> [WHAT THE EXERCISE ASKS]:
Print all the data, keeping every line exactly as it is.

** BEGIN RECORD SET **

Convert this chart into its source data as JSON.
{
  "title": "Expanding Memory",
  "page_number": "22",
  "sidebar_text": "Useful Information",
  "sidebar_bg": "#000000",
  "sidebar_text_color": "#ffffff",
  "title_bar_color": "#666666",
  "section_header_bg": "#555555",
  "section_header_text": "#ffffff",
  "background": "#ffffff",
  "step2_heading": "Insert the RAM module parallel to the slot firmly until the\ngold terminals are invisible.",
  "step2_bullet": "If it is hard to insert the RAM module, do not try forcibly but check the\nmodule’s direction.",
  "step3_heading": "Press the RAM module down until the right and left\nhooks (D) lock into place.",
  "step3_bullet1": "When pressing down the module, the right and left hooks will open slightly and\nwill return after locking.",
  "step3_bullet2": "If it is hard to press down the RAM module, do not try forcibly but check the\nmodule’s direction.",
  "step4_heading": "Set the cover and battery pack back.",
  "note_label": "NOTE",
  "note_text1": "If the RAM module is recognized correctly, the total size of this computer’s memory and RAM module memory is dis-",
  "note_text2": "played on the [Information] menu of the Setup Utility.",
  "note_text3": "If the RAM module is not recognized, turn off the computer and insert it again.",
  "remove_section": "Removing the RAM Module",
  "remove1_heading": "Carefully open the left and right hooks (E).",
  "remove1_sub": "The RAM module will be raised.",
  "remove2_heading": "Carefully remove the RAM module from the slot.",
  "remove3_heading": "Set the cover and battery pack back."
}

** END RECORD SET **

> [FINISHED TASK]:
Convert this chart into its source data as JSON.
{
  "title": "Expanding Memory",
  "page_number": "22",
  "sidebar_text": "Useful Information",
  "sidebar_bg": "#000000",
  "sidebar_text_color": "#ffffff",
  "title_bar_color": "#666666",
  "section_header_bg": "#555555",
  "section_header_text": "#ffffff",
  "background": "#ffffff",
  "step2_heading": "Insert the RAM module parallel to the slot firmly until the\ngold terminals are invisible.",
  "step2_bullet": "If it is hard to insert the RAM module, do not try forcibly but check the\nmodule’s direction.",
  "step3_heading": "Press the RAM module down until the right and left\nhooks (D) lock into place.",
  "step3_bullet1": "When pressing down the module, the right and left hooks will open slightly and\nwill return after locking.",
  "step3_bullet2": "If it is hard to press down the RAM module, do not try forcibly but check the\nmodule’s direction.",
  "step4_heading": "Set the cover and battery pack back.",
  "note_label": "NOTE",
  "note_text1": "If the RAM module is recognized correctly, the total size of this computer’s memory and RAM module memory is dis-",
  "note_text2": "played on the [Information] menu of the Setup Utility.",
  "note_text3": "If the RAM module is not recognized, turn off the computer and insert it again.",
  "remove_section": "Removing the RAM Module",
  "remove1_heading": "Carefully open the left and right hooks (E).",
  "remove1_sub": "The RAM module will be raised.",
  "remove2_heading": "Carefully remove the RAM module from the slot.",
  "remove3_heading": "Set the cover and battery pack back."
}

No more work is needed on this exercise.